WRITTEN EXERCISE
Below are some records. Pull every line that contains the word "angle".

SOURCE RECORDS
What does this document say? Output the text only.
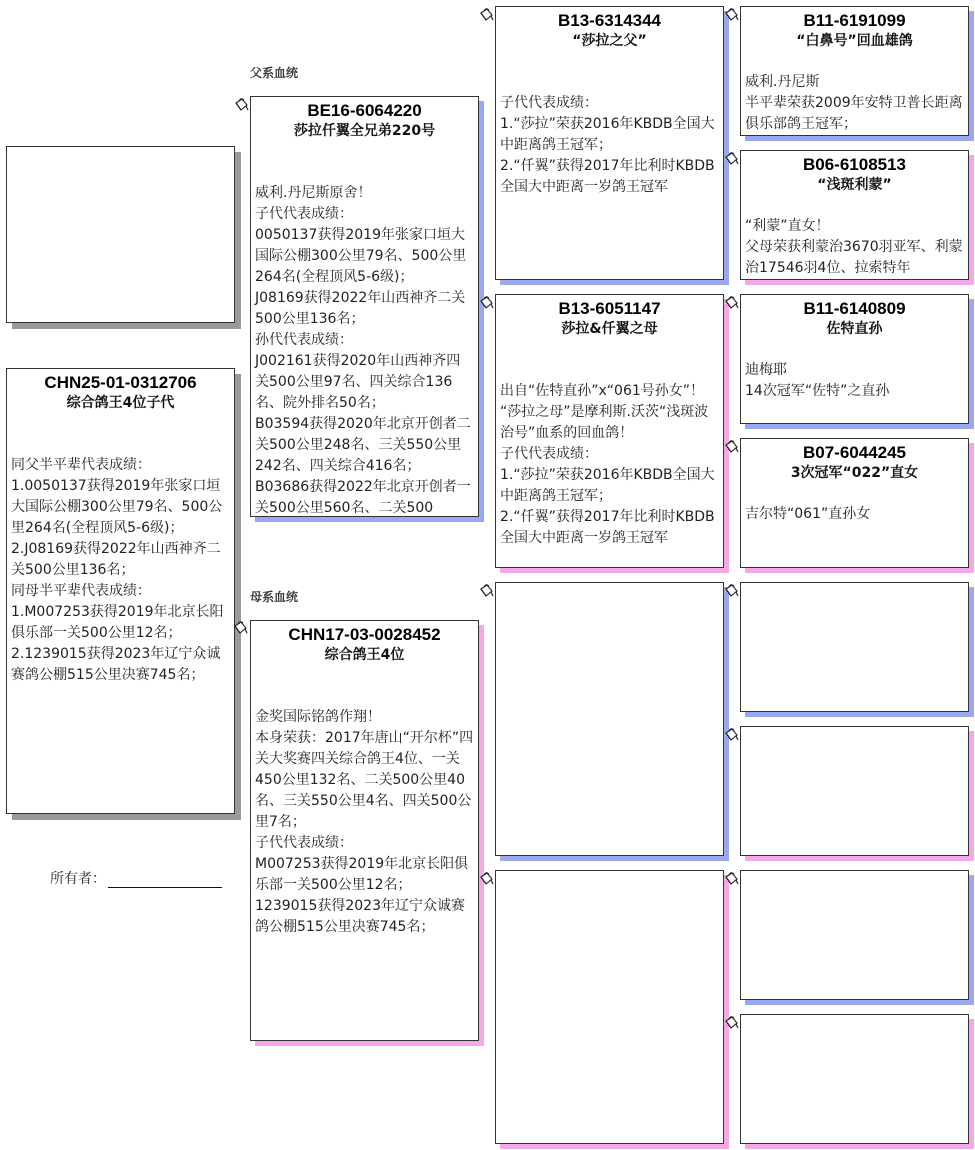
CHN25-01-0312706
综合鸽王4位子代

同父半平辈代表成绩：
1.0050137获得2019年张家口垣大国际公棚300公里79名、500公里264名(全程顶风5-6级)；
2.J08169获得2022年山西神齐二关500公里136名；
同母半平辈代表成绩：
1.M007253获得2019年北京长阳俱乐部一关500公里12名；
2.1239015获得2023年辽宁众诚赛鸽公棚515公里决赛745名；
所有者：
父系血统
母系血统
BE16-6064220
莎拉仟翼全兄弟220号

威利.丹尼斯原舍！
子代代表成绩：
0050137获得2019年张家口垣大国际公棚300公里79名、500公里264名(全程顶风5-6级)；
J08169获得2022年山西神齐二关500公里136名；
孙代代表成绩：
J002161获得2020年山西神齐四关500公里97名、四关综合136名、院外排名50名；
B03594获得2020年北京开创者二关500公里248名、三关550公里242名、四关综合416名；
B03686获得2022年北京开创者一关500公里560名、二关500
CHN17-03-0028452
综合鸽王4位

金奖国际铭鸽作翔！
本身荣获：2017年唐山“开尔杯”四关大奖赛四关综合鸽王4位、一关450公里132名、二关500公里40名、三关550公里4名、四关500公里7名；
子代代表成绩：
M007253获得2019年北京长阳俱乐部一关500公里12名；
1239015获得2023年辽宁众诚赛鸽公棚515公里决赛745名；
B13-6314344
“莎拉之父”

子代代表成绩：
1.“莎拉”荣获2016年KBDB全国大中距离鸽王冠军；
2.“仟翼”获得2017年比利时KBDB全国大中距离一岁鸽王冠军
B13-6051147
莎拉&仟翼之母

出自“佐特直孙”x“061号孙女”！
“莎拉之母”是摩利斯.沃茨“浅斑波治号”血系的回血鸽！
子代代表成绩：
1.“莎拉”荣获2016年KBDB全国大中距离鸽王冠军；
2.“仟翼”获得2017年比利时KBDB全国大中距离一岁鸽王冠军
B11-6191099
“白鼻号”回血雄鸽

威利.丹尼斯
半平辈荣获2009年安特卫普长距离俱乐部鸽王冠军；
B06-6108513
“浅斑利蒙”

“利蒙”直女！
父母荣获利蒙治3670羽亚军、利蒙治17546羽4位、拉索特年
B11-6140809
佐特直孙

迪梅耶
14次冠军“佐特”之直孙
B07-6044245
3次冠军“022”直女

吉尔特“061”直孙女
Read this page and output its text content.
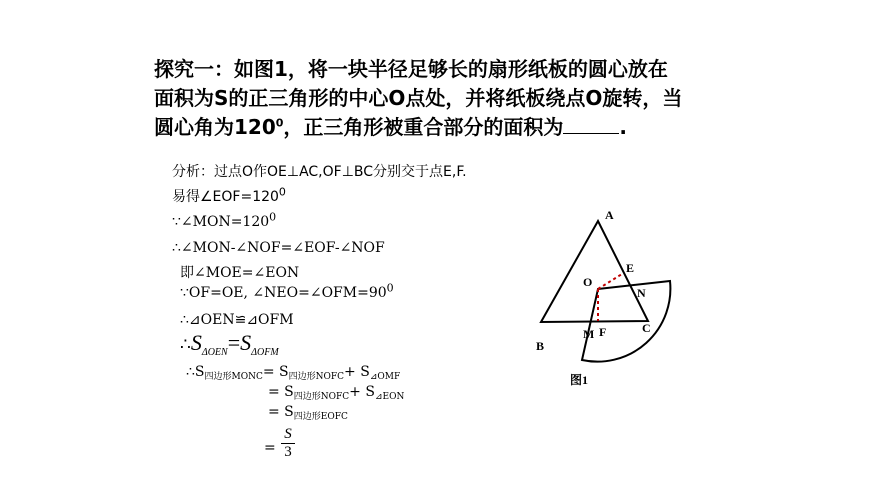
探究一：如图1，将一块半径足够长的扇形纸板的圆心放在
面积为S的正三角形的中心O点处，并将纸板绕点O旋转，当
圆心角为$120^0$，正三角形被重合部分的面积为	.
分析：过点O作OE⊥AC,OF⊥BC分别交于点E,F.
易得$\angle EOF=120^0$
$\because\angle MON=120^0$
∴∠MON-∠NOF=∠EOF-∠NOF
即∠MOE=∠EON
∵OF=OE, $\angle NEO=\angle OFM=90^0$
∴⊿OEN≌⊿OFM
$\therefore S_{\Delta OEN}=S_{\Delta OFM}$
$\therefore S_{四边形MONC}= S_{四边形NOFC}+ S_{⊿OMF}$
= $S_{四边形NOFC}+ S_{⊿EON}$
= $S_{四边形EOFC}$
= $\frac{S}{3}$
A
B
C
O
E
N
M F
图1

WORKED SOLUTION
易得$\angle EOF=120^0$
$\because\angle MON=120^0$
∵OF=OE, $\angle NEO=\angle OFM=90^0$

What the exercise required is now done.